The exercise: Copy every line of the data in which the word "狂犬病免疫球蛋白" occurs.
──────── Working data
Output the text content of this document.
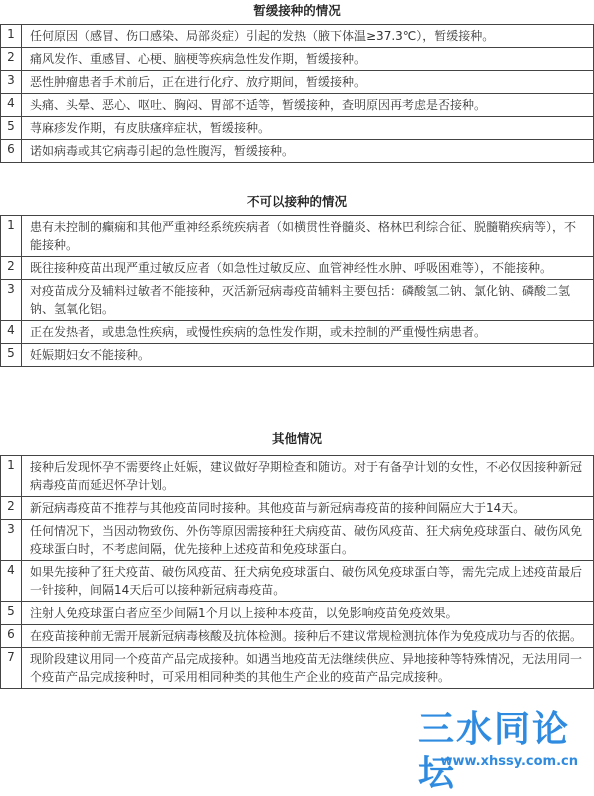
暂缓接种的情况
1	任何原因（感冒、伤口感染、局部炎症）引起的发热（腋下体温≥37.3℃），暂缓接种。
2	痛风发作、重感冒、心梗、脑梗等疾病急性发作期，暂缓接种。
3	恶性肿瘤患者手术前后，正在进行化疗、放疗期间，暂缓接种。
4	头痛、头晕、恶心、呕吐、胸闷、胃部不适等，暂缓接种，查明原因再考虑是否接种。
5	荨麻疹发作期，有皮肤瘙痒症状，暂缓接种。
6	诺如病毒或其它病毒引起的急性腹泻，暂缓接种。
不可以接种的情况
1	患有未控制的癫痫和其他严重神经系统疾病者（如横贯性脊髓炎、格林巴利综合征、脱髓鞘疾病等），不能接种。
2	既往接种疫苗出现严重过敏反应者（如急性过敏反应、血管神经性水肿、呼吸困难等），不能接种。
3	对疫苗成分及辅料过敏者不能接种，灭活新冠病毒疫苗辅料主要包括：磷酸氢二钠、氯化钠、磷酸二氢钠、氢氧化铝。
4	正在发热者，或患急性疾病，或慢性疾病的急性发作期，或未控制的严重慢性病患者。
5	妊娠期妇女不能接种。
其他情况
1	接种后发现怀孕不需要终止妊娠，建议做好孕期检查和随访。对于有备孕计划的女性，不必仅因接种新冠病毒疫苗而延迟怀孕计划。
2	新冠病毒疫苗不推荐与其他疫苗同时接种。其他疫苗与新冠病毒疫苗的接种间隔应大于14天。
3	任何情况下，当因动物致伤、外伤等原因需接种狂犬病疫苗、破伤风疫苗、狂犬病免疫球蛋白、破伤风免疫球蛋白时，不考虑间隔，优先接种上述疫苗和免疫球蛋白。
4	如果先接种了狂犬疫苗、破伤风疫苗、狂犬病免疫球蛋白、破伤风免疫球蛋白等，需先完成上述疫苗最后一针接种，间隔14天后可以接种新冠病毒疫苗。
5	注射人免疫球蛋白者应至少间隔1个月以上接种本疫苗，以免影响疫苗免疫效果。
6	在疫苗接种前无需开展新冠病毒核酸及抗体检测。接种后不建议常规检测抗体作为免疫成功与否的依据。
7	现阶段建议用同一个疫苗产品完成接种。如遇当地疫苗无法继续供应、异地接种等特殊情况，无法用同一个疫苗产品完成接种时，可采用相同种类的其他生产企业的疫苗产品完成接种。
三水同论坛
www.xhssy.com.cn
────────────────
──────── Working data
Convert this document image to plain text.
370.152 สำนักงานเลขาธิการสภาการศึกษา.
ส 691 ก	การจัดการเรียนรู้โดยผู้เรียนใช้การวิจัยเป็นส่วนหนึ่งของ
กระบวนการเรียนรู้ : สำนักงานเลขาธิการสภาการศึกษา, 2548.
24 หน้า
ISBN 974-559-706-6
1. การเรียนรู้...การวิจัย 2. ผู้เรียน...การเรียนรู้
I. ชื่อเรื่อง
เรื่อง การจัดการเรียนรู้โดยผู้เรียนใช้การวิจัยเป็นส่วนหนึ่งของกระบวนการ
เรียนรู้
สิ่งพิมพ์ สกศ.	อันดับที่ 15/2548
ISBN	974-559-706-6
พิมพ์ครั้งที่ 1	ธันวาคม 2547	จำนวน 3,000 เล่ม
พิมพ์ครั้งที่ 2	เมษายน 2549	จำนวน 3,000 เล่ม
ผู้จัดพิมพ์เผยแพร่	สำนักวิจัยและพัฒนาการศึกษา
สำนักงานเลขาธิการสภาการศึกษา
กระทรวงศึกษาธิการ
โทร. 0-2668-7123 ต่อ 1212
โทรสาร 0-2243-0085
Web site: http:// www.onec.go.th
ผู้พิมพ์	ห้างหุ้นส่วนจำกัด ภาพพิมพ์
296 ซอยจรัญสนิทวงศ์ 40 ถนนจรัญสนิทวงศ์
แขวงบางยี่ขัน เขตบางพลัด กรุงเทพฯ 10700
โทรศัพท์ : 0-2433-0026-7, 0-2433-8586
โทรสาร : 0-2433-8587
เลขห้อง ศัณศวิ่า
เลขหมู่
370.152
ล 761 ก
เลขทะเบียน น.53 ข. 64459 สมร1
────────────────
Final result:
3	任何情况下，当因动物致伤、外伤等原因需接种狂犬病疫苗、破伤风疫苗、狂犬病免疫球蛋白、破伤风免疫球蛋白时，不考虑间隔，优先接种上述疫苗和免疫球蛋白。
4	如果先接种了狂犬疫苗、破伤风疫苗、狂犬病免疫球蛋白、破伤风免疫球蛋白等，需先完成上述疫苗最后一针接种，间隔14天后可以接种新冠病毒疫苗。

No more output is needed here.